=== Work to be completed ===
Count lines with the string "signal" in them. State the number alone.

Dataset excerpt:
++++

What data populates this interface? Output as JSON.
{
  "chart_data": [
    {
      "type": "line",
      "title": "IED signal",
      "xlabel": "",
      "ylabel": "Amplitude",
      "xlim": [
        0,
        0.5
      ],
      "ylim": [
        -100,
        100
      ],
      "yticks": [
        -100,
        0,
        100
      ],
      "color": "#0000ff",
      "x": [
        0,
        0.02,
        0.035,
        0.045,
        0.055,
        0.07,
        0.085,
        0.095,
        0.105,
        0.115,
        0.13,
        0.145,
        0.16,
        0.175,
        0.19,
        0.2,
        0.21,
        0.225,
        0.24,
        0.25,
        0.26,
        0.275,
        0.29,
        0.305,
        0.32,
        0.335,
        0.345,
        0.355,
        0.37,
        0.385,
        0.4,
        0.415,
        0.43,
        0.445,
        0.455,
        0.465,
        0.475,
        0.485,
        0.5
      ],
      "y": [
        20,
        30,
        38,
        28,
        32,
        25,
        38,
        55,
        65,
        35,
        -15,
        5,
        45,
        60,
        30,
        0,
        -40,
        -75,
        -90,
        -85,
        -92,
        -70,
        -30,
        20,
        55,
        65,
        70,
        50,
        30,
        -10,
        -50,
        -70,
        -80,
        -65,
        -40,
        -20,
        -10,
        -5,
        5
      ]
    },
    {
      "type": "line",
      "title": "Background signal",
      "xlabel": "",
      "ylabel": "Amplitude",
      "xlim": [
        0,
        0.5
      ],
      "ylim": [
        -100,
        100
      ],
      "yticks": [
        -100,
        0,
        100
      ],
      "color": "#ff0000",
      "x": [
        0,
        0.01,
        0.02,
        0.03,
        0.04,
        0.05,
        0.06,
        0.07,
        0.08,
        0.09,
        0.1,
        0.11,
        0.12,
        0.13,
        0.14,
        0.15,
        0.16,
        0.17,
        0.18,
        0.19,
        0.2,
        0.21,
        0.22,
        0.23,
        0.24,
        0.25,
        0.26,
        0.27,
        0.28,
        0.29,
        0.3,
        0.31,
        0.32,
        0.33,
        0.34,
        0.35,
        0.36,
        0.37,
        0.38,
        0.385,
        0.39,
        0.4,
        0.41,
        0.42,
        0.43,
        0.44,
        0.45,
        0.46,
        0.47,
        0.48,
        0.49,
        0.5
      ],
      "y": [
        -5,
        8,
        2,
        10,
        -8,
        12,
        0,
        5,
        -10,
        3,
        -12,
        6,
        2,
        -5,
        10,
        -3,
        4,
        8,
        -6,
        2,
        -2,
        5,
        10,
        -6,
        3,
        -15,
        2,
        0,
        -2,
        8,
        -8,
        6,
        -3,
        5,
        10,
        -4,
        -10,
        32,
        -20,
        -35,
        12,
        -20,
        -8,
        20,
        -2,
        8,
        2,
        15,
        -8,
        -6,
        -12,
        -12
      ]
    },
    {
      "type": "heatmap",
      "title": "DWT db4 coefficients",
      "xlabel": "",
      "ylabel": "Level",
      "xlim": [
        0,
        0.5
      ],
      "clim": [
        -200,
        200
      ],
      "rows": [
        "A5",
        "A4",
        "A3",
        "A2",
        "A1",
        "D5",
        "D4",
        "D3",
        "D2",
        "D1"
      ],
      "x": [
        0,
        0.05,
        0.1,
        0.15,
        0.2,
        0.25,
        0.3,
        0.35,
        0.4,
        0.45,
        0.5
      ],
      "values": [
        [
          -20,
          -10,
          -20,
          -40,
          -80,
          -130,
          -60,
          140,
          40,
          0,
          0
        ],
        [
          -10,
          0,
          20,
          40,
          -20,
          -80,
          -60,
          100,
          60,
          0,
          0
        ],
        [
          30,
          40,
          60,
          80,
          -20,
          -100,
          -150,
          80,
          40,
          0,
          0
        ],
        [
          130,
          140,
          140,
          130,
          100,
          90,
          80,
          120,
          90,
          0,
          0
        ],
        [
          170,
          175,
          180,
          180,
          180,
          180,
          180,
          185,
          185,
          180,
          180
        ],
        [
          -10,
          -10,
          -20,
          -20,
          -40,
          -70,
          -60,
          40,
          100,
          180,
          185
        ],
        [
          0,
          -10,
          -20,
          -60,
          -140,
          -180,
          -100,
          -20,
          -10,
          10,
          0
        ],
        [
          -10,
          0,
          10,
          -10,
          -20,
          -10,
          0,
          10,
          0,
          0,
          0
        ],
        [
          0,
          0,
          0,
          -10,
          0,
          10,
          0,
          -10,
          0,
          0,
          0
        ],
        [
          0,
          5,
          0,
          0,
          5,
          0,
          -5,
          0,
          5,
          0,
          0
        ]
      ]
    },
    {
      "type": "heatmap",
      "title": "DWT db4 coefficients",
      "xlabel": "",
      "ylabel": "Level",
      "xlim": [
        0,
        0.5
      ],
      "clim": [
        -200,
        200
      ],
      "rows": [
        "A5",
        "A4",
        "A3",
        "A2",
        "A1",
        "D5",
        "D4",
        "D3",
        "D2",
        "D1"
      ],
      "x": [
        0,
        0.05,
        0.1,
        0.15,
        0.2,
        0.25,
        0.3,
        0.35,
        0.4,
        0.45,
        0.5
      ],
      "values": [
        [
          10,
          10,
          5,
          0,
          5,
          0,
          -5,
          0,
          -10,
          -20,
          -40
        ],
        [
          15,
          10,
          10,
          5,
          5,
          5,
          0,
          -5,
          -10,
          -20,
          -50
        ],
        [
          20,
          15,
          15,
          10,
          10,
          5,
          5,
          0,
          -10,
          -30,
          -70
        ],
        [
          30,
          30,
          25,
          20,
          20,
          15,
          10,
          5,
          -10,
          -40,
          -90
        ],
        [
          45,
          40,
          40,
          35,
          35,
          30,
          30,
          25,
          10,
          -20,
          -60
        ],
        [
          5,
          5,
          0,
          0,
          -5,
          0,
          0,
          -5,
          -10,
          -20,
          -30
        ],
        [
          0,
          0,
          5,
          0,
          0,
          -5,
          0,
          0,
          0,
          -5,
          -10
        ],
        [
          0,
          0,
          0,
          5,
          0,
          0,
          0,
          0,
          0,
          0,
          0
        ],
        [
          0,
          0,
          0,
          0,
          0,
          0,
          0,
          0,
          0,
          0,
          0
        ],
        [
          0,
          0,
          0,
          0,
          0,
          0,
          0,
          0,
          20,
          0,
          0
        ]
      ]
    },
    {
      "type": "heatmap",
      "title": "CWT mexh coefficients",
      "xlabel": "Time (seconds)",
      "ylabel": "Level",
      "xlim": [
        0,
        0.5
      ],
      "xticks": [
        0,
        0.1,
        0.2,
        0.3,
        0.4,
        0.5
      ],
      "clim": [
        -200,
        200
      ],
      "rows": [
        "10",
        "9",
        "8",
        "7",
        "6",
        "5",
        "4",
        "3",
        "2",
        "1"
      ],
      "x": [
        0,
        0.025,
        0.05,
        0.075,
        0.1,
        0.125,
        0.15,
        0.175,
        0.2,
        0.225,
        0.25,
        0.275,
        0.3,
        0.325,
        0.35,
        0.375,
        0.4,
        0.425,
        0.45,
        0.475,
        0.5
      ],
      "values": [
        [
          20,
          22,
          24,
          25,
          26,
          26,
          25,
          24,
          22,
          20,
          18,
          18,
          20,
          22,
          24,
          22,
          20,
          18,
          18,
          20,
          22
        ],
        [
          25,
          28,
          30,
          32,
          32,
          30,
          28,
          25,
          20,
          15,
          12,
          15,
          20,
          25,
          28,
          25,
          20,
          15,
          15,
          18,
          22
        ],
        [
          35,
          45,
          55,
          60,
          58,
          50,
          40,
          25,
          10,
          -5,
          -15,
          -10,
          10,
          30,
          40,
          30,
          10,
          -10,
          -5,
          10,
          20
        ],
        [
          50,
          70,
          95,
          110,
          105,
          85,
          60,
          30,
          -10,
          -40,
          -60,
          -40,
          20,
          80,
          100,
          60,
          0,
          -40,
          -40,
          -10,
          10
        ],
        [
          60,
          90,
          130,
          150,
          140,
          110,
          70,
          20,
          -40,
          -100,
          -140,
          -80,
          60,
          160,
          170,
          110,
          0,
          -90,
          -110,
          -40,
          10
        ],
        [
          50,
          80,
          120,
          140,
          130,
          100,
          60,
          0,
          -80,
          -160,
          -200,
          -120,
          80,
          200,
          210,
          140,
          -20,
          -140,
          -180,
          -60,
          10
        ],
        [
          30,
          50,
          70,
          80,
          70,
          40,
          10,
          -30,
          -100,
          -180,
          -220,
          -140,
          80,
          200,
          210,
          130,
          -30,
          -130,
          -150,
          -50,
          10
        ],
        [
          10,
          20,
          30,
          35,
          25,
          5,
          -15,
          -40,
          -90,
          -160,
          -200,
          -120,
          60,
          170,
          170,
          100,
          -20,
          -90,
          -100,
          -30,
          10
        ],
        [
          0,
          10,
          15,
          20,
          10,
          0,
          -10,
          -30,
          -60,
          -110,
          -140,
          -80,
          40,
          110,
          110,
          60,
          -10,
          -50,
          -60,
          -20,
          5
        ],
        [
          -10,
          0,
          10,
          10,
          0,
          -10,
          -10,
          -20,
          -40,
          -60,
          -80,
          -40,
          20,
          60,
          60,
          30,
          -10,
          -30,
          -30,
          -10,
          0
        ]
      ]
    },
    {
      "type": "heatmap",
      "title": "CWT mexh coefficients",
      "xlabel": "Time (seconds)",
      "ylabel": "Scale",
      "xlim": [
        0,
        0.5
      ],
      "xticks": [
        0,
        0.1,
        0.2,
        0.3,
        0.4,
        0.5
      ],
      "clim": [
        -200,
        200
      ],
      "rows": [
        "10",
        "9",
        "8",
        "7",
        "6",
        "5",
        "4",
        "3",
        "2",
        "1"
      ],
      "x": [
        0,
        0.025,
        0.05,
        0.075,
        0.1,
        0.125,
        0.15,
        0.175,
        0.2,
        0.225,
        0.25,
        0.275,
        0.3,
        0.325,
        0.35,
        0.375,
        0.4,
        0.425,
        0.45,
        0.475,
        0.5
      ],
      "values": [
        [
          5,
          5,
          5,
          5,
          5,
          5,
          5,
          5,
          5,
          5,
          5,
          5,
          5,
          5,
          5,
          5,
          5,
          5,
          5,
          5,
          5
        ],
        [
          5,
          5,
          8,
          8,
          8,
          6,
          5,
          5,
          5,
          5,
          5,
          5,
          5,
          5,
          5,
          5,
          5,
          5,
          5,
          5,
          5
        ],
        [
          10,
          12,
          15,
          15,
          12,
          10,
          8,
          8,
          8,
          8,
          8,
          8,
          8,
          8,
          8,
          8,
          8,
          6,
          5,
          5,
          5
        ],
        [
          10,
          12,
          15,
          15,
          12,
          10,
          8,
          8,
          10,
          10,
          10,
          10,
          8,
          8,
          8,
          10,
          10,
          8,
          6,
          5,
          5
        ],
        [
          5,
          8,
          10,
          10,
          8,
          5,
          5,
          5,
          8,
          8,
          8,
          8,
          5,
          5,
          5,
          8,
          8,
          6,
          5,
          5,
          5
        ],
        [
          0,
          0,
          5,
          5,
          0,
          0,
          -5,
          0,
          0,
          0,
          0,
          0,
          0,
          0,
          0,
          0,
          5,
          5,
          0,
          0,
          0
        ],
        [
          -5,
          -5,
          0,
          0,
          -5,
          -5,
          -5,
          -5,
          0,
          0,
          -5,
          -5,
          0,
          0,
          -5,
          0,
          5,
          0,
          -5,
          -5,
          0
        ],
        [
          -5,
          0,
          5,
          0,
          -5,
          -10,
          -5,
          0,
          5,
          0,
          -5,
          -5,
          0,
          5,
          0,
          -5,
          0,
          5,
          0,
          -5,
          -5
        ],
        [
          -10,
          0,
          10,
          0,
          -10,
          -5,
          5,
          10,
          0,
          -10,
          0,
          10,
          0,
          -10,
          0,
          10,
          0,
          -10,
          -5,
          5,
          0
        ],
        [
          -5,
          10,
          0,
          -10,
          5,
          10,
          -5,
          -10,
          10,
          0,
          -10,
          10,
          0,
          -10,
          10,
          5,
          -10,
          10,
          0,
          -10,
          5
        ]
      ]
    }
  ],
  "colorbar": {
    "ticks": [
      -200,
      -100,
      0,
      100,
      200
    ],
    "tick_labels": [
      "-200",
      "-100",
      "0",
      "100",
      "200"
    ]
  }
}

++++

=== Answer in full ===
2